**Raw records**:

------------------------------------

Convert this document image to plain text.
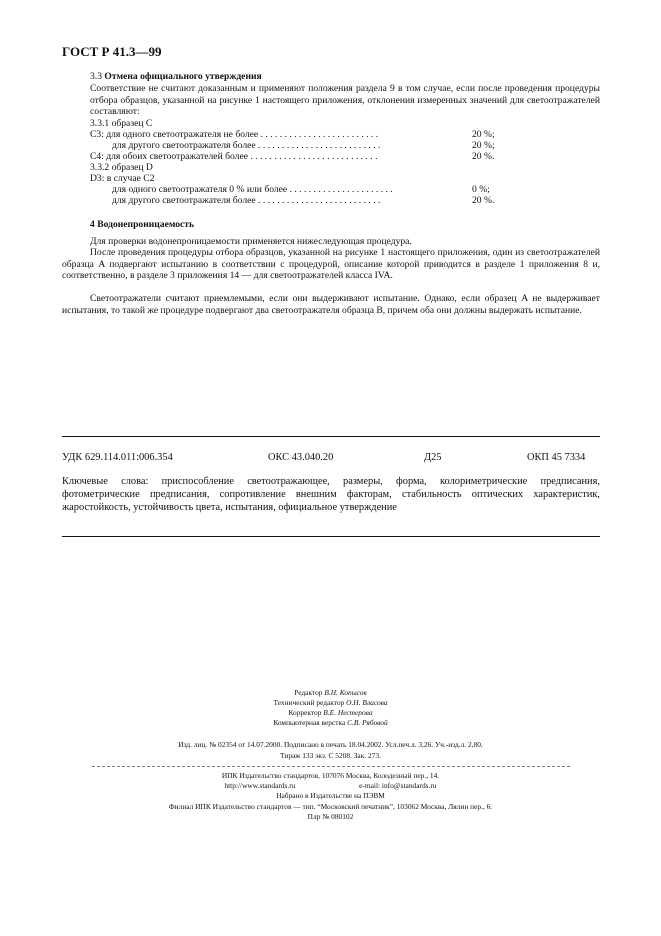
ГОСТ Р 41.3—99
3.3 Отмена официального утверждения
Соответствие не считают доказанным и применяют положения раздела 9 в том случае, если после проведения процедуры отбора образцов, указанной на рисунке 1 настоящего приложения, отклонения измеренных значений для светоотражателей составляют:
3.3.1 образец C
C3: для одного светоотражателя не более . . . . . . . . . . . . . . . . . . . . . . . . .	20 %;
для другого светоотражателя более . . . . . . . . . . . . . . . . . . . . . . . . . .	20 %;
C4: для обоих светоотражателей более . . . . . . . . . . . . . . . . . . . . . . . . . . .	20 %.
3.3.2 образец D
D3: в случае C2
для одного светоотражателя 0 % или более . . . . . . . . . . . . . . . . . . . . . .	0 %;
для другого светоотражателя более . . . . . . . . . . . . . . . . . . . . . . . . . .	20 %.
4 Водонепроницаемость
Для проверки водонепроницаемости применяется нижеследующая процедура.
После проведения процедуры отбора образцов, указанной на рисунке 1 настоящего приложения, один из светоотражателей образца A подвергают испытанию в соответствии с процедурой, описание которой приводится в разделе 1 приложения 8 и, соответственно, в разделе 3 приложения 14 — для светоотражателей класса IVA.
Светоотражатели считают приемлемыми, если они выдерживают испытание. Однако, если образец A не выдерживает испытания, то такой же процедуре подвергают два светоотражателя образца B, причем оба они должны выдержать испытание.
УДК 629.114.011:006.354	ОКС 43.040.20	Д25	ОКП 45 7334
Ключевые слова: приспособление светоотражающее, размеры, форма, колориметрические предписания, фотометрические предписания, сопротивление внешним факторам, стабильность оптических характеристик, жаростойкость, устойчивость цвета, испытания, официальное утверждение
Редактор В.Н. Копысов
Технический редактор О.Н. Власова
Корректор В.Е. Нестерова
Компьютерная верстка С.В. Рябовой
Изд. лиц. № 02354 от 14.07.2000. Подписано в печать 18.04.2002. Усл.печ.л. 3,26. Уч.-изд.л. 2,80.
Тираж 133 экз. С 5208. Зак. 273.
ИПК Издательство стандартов, 107076 Москва, Колодезный пер., 14.
http://www.standards.ru	e-mail: info@standards.ru
Набрано в Издательстве на ПЭВМ
Филиал ИПК Издательство стандартов — тип. “Московский печатник”, 103062 Москва, Лялин пер., 6.
Плр № 080102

------------------------------------

**Stated problem**: Omit pictures; set down the rest of the material word for word.

**Reply to the task**:
Convert this document image to plain text.
ГОСТ Р 41.3—99
3.3 Отмена официального утверждения
Соответствие не считают доказанным и применяют положения раздела 9 в том случае, если после проведения процедуры отбора образцов, указанной на рисунке 1 настоящего приложения, отклонения измеренных значений для светоотражателей составляют:
3.3.1 образец C
C3: для одного светоотражателя не более . . . . . . . . . . . . . . . . . . . . . . . . .	20 %;
для другого светоотражателя более . . . . . . . . . . . . . . . . . . . . . . . . . .	20 %;
C4: для обоих светоотражателей более . . . . . . . . . . . . . . . . . . . . . . . . . . .	20 %.
3.3.2 образец D
D3: в случае C2
для одного светоотражателя 0 % или более . . . . . . . . . . . . . . . . . . . . . .	0 %;
для другого светоотражателя более . . . . . . . . . . . . . . . . . . . . . . . . . .	20 %.
4 Водонепроницаемость
Для проверки водонепроницаемости применяется нижеследующая процедура.
После проведения процедуры отбора образцов, указанной на рисунке 1 настоящего приложения, один из светоотражателей образца A подвергают испытанию в соответствии с процедурой, описание которой приводится в разделе 1 приложения 8 и, соответственно, в разделе 3 приложения 14 — для светоотражателей класса IVA.
Светоотражатели считают приемлемыми, если они выдерживают испытание. Однако, если образец A не выдерживает испытания, то такой же процедуре подвергают два светоотражателя образца B, причем оба они должны выдержать испытание.
УДК 629.114.011:006.354	ОКС 43.040.20	Д25	ОКП 45 7334
Ключевые слова: приспособление светоотражающее, размеры, форма, колориметрические предписания, фотометрические предписания, сопротивление внешним факторам, стабильность оптических характеристик, жаростойкость, устойчивость цвета, испытания, официальное утверждение
Редактор В.Н. Копысов
Технический редактор О.Н. Власова
Корректор В.Е. Нестерова
Компьютерная верстка С.В. Рябовой
Изд. лиц. № 02354 от 14.07.2000. Подписано в печать 18.04.2002. Усл.печ.л. 3,26. Уч.-изд.л. 2,80.
Тираж 133 экз. С 5208. Зак. 273.
ИПК Издательство стандартов, 107076 Москва, Колодезный пер., 14.
http://www.standards.ru	e-mail: info@standards.ru
Набрано в Издательстве на ПЭВМ
Филиал ИПК Издательство стандартов — тип. “Московский печатник”, 103062 Москва, Лялин пер., 6.
Плр № 080102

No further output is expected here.